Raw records
* * * * *

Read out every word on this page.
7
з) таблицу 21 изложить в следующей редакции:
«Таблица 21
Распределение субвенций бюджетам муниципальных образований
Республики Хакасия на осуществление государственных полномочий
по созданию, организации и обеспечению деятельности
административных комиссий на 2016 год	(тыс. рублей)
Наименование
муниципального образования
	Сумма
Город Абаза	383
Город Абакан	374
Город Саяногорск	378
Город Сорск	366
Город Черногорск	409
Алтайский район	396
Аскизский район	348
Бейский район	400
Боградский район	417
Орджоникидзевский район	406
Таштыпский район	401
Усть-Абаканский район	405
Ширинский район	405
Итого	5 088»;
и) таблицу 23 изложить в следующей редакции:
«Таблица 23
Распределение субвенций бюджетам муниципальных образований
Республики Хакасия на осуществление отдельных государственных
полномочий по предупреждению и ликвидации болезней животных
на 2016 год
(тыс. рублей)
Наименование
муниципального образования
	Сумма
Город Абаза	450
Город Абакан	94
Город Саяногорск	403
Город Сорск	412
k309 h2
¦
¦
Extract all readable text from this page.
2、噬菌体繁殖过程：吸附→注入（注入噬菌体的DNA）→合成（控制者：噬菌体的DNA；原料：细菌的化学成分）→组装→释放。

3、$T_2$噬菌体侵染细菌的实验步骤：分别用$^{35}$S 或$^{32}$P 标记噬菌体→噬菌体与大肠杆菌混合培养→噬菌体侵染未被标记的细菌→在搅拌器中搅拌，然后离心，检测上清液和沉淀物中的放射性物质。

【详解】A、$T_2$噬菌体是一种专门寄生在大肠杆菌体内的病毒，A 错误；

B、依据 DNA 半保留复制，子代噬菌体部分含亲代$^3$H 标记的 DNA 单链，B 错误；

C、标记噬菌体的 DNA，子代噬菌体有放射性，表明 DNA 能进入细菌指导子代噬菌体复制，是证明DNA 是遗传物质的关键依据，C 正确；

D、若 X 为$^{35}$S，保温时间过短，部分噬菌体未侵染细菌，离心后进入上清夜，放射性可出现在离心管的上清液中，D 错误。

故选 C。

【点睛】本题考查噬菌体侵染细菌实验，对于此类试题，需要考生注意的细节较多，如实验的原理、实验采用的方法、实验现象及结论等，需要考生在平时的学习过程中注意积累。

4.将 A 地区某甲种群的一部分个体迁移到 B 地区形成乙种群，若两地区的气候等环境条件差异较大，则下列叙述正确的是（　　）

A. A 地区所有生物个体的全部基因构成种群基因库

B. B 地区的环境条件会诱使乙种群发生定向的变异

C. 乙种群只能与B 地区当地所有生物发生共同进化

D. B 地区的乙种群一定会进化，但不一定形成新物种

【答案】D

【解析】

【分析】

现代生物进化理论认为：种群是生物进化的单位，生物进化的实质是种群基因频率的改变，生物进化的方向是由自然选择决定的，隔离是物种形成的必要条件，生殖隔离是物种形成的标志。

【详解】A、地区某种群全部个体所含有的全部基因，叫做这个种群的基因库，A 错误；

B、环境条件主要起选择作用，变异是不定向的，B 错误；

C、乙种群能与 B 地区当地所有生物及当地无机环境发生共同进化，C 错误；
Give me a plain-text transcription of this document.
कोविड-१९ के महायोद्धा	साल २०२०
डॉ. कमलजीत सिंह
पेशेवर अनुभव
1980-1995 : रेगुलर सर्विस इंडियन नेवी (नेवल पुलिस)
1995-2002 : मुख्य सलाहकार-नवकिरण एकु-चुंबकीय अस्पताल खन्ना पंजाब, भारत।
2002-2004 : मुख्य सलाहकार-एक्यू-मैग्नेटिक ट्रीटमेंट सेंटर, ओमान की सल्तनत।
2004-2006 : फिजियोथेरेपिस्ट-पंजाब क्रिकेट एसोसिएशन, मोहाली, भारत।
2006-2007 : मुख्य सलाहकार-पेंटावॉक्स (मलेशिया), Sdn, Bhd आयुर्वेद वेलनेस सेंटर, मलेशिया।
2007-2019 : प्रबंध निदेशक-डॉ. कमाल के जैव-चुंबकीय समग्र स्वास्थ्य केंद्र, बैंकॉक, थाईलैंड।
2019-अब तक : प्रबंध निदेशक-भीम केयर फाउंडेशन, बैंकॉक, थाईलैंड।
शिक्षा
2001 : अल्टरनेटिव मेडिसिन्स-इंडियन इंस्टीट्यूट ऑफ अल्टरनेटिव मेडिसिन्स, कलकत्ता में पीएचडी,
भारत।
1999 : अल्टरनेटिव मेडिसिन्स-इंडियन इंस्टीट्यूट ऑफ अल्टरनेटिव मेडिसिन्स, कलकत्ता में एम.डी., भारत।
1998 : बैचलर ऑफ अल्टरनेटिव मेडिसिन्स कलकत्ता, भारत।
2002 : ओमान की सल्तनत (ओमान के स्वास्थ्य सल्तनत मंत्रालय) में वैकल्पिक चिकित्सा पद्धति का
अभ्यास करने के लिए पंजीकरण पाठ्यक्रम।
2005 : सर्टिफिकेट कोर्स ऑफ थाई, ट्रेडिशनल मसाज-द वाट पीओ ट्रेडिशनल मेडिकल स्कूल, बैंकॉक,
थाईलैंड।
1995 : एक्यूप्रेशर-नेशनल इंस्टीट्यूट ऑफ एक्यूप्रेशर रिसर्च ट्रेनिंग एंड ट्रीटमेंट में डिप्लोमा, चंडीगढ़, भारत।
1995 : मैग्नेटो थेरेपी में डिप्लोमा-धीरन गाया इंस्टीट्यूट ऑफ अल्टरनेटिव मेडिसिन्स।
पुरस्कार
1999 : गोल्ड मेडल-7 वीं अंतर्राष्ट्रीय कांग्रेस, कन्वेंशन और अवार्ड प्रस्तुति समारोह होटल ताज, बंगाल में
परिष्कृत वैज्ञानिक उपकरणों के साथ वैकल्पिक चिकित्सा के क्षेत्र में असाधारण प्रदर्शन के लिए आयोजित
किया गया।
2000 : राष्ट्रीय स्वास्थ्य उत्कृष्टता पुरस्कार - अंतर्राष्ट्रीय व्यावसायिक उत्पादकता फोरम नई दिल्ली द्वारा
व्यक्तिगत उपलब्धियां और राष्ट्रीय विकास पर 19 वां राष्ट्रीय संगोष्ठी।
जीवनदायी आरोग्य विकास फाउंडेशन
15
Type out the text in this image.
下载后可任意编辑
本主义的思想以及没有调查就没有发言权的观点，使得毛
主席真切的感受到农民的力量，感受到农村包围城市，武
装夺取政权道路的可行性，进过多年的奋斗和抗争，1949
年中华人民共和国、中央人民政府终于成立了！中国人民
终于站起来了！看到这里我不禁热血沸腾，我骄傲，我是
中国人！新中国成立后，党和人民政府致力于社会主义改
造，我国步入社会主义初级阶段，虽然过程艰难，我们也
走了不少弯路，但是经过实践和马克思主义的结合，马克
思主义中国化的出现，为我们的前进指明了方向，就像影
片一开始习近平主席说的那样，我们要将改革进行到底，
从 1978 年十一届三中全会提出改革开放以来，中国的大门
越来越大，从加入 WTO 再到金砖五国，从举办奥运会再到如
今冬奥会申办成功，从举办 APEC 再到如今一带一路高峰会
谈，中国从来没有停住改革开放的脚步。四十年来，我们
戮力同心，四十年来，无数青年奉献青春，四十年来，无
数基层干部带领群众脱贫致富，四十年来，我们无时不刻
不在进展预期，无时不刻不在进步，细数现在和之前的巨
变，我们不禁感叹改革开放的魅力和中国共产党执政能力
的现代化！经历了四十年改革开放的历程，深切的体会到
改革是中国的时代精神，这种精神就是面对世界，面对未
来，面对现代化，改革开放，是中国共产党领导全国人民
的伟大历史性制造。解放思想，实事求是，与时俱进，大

* * * * *

**WORK TO DO:** For each line in the data above that contains the string "изложить", extract the line.

**EXERCISE ANSWER:**
з) таблицу 21 изложить в следующей редакции:
и) таблицу 23 изложить в следующей редакции:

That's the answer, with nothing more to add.